→ TASK DETAILS
Using the records provided below, locate and copy each line that contains the word "Glas".

→ EXERCISE MATERIAL
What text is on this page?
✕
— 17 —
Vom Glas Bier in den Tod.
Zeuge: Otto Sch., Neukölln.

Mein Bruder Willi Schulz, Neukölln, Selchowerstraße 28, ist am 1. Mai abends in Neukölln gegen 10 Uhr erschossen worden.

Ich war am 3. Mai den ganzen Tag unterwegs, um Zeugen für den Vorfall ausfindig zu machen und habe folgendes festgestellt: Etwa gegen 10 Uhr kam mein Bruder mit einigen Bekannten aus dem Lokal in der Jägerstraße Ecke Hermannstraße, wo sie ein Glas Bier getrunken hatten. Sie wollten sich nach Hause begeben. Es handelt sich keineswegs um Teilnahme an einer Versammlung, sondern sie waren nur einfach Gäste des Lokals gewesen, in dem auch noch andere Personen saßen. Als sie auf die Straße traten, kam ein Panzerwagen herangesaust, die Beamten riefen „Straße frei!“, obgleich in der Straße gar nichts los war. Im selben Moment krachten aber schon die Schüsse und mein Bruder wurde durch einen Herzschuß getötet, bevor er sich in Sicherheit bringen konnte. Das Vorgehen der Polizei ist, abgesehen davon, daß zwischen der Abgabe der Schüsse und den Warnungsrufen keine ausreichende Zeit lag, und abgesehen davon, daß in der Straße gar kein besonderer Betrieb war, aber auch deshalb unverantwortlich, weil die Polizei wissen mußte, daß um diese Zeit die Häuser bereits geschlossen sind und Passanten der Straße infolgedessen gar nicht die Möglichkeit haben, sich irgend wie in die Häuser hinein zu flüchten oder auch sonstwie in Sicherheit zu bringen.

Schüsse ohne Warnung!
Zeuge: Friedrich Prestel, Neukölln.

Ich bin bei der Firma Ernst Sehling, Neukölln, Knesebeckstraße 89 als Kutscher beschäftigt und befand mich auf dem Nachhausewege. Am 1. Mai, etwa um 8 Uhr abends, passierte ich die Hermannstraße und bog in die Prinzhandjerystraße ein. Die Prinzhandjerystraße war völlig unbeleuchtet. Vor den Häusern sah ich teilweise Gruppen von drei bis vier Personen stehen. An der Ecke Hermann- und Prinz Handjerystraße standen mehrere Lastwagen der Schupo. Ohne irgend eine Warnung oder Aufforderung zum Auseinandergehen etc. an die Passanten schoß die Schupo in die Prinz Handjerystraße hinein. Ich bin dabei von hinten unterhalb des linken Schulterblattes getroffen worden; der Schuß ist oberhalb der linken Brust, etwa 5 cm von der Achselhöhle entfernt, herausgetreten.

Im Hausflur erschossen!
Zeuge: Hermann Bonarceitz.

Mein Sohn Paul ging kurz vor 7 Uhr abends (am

→ RESULT OF THIS EXERCISE
Vom Glas Bier in den Tod.
Ich war am 3. Mai den ganzen Tag unterwegs, um Zeugen für den Vorfall ausfindig zu machen und habe folgendes festgestellt: Etwa gegen 10 Uhr kam mein Bruder mit einigen Bekannten aus dem Lokal in der Jägerstraße Ecke Hermannstraße, wo sie ein Glas Bier getrunken hatten. Sie wollten sich nach Hause begeben. Es handelt sich keineswegs um Teilnahme an einer Versammlung, sondern sie waren nur einfach Gäste des Lokals gewesen, in dem auch noch andere Personen saßen. Als sie auf die Straße traten, kam ein Panzerwagen herangesaust, die Beamten riefen „Straße frei!“, obgleich in der Straße gar nichts los war. Im selben Moment krachten aber schon die Schüsse und mein Bruder wurde durch einen Herzschuß getötet, bevor er sich in Sicherheit bringen konnte. Das Vorgehen der Polizei ist, abgesehen davon, daß zwischen der Abgabe der Schüsse und den Warnungsrufen keine ausreichende Zeit lag, und abgesehen davon, daß in der Straße gar kein besonderer Betrieb war, aber auch deshalb unverantwortlich, weil die Polizei wissen mußte, daß um diese Zeit die Häuser bereits geschlossen sind und Passanten der Straße infolgedessen gar nicht die Möglichkeit haben, sich irgend wie in die Häuser hinein zu flüchten oder auch sonstwie in Sicherheit zu bringen.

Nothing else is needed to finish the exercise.